### Aim of the task
Restate the records below word for word.

### Record extracts

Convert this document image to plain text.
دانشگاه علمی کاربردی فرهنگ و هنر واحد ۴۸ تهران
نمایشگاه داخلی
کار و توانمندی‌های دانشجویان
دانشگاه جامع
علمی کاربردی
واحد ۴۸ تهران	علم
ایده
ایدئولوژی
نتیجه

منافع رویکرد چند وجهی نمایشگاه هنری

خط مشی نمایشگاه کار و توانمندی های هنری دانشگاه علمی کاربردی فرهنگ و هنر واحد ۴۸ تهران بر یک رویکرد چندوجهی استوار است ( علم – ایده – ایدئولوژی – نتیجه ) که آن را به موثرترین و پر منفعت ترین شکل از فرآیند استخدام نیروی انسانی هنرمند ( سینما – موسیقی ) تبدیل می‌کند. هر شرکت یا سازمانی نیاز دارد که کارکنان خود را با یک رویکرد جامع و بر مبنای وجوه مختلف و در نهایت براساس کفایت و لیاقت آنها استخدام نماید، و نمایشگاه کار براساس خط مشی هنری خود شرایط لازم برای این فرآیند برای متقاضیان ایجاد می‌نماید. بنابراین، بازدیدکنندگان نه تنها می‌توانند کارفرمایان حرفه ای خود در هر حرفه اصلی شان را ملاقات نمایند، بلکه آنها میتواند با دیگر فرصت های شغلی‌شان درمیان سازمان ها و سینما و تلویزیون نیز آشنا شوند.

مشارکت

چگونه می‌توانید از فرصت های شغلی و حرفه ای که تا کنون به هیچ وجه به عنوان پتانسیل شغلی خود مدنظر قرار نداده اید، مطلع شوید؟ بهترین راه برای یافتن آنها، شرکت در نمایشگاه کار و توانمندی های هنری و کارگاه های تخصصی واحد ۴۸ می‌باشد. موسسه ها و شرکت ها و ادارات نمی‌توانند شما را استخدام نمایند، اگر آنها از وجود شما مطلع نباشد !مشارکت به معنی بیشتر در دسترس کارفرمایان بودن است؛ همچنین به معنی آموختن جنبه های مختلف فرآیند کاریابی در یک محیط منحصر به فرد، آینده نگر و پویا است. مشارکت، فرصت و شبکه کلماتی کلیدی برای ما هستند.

### Reply to the task
Convert this document image to plain text.
دانشگاه علمی کاربردی فرهنگ و هنر واحد ۴۸ تهران
نمایشگاه داخلی
کار و توانمندی‌های دانشجویان
دانشگاه جامع
علمی کاربردی
واحد ۴۸ تهران	علم
ایده
ایدئولوژی
نتیجه

منافع رویکرد چند وجهی نمایشگاه هنری

خط مشی نمایشگاه کار و توانمندی های هنری دانشگاه علمی کاربردی فرهنگ و هنر واحد ۴۸ تهران بر یک رویکرد چندوجهی استوار است ( علم – ایده – ایدئولوژی – نتیجه ) که آن را به موثرترین و پر منفعت ترین شکل از فرآیند استخدام نیروی انسانی هنرمند ( سینما – موسیقی ) تبدیل می‌کند. هر شرکت یا سازمانی نیاز دارد که کارکنان خود را با یک رویکرد جامع و بر مبنای وجوه مختلف و در نهایت براساس کفایت و لیاقت آنها استخدام نماید، و نمایشگاه کار براساس خط مشی هنری خود شرایط لازم برای این فرآیند برای متقاضیان ایجاد می‌نماید. بنابراین، بازدیدکنندگان نه تنها می‌توانند کارفرمایان حرفه ای خود در هر حرفه اصلی شان را ملاقات نمایند، بلکه آنها میتواند با دیگر فرصت های شغلی‌شان درمیان سازمان ها و سینما و تلویزیون نیز آشنا شوند.

مشارکت

چگونه می‌توانید از فرصت های شغلی و حرفه ای که تا کنون به هیچ وجه به عنوان پتانسیل شغلی خود مدنظر قرار نداده اید، مطلع شوید؟ بهترین راه برای یافتن آنها، شرکت در نمایشگاه کار و توانمندی های هنری و کارگاه های تخصصی واحد ۴۸ می‌باشد. موسسه ها و شرکت ها و ادارات نمی‌توانند شما را استخدام نمایند، اگر آنها از وجود شما مطلع نباشد !مشارکت به معنی بیشتر در دسترس کارفرمایان بودن است؛ همچنین به معنی آموختن جنبه های مختلف فرآیند کاریابی در یک محیط منحصر به فرد، آینده نگر و پویا است. مشارکت، فرصت و شبکه کلماتی کلیدی برای ما هستند.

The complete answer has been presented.